*What to work on*
Find how many lines contain "UEFA" and state only that number.

## START

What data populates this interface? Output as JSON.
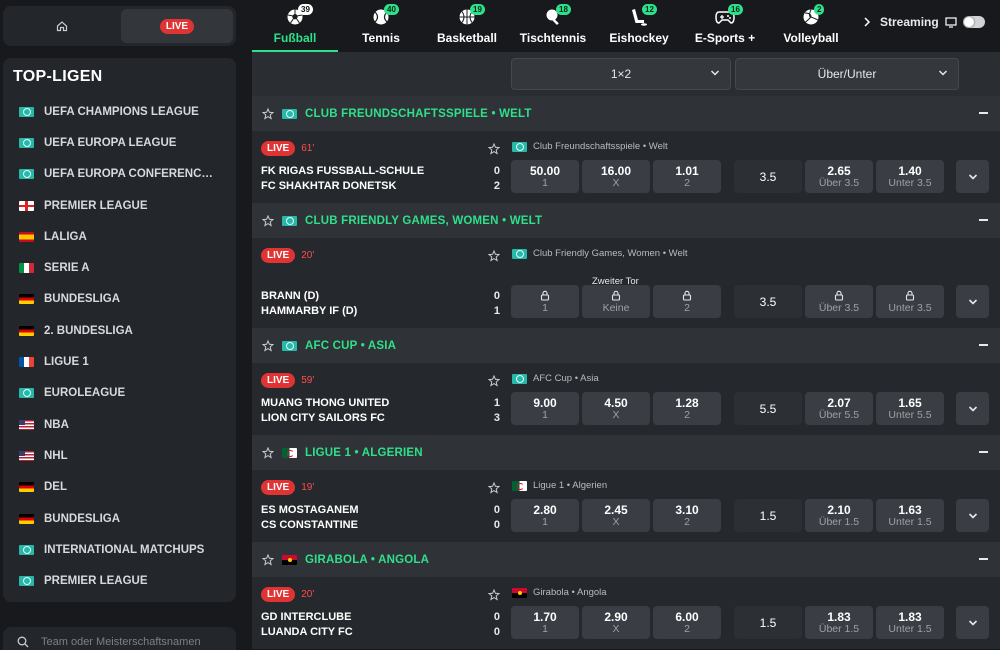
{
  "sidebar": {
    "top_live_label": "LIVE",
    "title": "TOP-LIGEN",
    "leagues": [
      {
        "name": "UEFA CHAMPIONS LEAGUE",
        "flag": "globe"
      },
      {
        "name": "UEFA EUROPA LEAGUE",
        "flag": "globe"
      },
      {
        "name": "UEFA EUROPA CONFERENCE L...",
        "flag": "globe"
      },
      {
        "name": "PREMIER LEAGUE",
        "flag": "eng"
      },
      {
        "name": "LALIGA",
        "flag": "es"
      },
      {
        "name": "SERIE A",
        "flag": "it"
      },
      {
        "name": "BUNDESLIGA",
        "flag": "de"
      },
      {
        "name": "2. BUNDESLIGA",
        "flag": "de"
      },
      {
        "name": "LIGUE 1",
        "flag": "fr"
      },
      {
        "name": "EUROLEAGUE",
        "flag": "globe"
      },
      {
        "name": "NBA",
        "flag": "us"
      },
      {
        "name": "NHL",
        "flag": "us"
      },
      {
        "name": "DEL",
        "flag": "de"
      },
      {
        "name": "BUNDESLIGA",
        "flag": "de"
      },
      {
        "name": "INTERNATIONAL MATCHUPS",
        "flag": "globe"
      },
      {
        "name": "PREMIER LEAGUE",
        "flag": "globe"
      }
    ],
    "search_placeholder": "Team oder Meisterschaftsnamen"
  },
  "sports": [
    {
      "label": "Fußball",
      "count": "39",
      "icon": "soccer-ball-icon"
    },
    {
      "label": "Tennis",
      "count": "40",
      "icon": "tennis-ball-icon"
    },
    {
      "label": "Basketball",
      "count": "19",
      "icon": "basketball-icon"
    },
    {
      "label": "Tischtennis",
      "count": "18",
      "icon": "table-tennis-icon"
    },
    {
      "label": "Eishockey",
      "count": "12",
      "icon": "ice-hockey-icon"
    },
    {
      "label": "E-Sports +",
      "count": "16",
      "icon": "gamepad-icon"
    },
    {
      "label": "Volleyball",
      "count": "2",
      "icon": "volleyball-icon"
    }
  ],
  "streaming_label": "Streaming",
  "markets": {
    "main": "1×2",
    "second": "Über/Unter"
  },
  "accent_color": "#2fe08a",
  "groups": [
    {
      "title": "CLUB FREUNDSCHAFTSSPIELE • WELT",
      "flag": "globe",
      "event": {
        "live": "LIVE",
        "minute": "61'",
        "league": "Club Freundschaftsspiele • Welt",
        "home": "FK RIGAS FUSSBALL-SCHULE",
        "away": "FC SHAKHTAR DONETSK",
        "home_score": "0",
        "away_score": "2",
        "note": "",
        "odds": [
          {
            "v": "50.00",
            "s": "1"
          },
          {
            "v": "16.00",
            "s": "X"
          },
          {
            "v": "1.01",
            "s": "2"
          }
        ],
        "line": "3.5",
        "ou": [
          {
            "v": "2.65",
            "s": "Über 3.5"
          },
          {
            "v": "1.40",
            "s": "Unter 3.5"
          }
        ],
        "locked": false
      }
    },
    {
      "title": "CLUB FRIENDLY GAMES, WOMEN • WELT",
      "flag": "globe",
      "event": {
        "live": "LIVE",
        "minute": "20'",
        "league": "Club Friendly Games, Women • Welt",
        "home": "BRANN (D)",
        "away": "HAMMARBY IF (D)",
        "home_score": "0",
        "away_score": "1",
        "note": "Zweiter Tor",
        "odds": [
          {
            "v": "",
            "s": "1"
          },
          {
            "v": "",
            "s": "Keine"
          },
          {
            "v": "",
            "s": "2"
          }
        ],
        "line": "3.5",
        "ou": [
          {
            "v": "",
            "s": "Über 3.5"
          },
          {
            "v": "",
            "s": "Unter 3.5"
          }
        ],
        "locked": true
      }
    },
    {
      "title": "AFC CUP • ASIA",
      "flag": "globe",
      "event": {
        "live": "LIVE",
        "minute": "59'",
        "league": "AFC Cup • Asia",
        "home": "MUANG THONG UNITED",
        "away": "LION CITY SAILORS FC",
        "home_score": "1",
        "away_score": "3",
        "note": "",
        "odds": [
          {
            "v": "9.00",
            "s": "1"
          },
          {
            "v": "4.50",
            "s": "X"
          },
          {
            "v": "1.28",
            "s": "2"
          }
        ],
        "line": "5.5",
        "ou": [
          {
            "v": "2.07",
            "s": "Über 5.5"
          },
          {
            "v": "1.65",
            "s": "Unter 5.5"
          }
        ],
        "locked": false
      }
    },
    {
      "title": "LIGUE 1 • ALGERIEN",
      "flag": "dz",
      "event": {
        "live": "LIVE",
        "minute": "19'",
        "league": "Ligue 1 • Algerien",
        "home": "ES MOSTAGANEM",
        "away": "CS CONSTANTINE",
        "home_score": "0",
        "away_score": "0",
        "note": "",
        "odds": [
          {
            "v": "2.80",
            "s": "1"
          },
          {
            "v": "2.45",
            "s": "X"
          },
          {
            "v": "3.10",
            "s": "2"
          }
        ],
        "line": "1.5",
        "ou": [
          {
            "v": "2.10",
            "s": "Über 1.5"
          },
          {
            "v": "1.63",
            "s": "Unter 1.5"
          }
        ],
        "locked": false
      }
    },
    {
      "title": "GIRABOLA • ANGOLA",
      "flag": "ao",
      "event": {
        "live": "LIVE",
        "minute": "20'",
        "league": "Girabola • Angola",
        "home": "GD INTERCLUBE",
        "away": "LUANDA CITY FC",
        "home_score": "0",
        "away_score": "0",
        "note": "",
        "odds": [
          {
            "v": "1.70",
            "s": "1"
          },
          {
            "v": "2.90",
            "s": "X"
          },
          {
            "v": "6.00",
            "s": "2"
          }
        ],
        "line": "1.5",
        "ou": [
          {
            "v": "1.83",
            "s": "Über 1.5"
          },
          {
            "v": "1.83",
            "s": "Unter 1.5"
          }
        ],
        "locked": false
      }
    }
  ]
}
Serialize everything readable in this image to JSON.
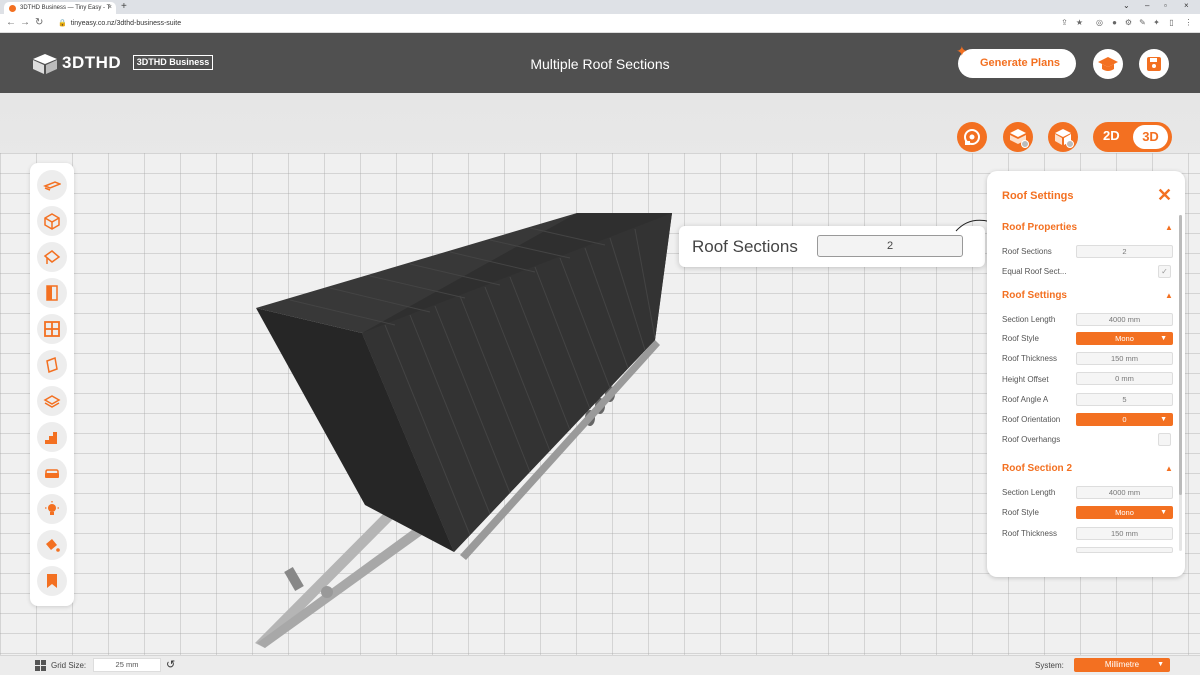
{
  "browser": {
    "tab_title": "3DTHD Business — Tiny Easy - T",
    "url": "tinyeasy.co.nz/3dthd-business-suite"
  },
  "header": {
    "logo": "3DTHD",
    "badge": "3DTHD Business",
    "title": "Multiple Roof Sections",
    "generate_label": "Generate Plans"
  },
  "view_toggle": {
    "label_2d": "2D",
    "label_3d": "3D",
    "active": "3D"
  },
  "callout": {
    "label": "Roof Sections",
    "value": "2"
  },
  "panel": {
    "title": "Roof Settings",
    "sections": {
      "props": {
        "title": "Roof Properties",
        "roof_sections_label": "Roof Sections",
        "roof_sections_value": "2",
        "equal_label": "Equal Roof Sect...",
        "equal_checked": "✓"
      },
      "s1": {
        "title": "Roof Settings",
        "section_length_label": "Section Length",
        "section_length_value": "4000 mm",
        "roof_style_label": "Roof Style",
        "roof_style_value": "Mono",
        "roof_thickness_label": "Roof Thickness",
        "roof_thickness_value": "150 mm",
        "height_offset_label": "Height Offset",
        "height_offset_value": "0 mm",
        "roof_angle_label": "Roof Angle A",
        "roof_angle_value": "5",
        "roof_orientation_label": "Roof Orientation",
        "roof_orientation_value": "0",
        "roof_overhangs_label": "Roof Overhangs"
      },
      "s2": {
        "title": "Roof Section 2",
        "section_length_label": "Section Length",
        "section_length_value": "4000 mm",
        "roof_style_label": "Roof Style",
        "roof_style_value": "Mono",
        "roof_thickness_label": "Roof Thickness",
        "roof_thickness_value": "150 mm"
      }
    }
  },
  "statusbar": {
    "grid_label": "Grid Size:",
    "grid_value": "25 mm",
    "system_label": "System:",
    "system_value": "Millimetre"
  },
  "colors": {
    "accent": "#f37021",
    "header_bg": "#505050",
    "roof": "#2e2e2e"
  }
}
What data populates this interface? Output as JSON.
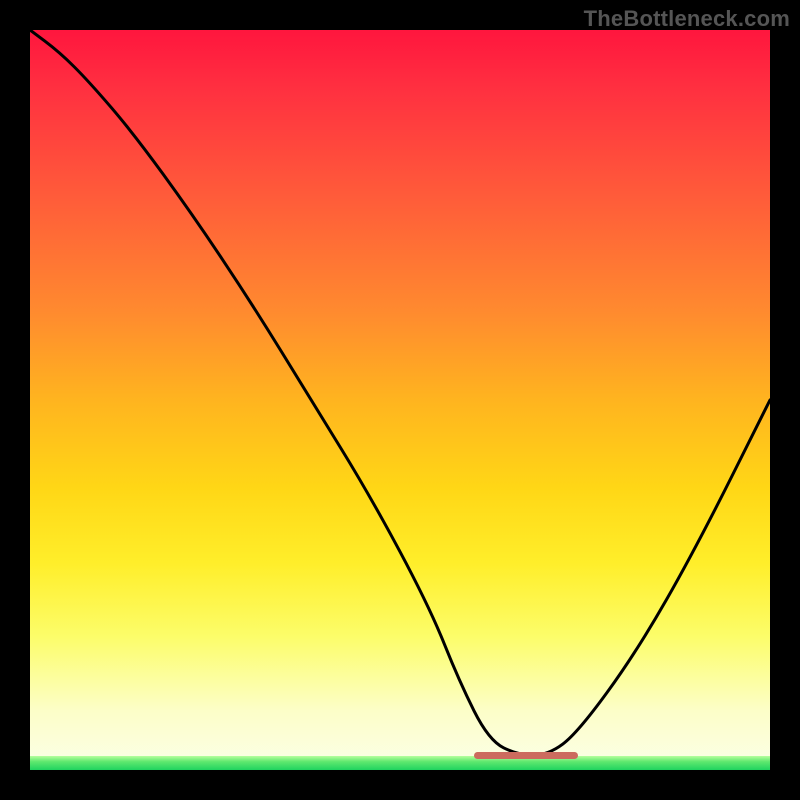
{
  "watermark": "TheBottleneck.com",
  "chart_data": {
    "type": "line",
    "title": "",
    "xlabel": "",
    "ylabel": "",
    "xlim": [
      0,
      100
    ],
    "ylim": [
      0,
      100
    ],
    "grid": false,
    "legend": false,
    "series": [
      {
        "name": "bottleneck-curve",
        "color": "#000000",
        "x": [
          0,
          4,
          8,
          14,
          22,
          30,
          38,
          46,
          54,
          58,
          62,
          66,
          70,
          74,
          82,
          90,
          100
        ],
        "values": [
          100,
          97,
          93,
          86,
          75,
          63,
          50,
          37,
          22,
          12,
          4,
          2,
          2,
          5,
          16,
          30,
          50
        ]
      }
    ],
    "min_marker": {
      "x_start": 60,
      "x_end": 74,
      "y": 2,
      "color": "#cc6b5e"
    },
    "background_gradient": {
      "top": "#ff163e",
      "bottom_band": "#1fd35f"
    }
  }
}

## END

*Reply to the task*
3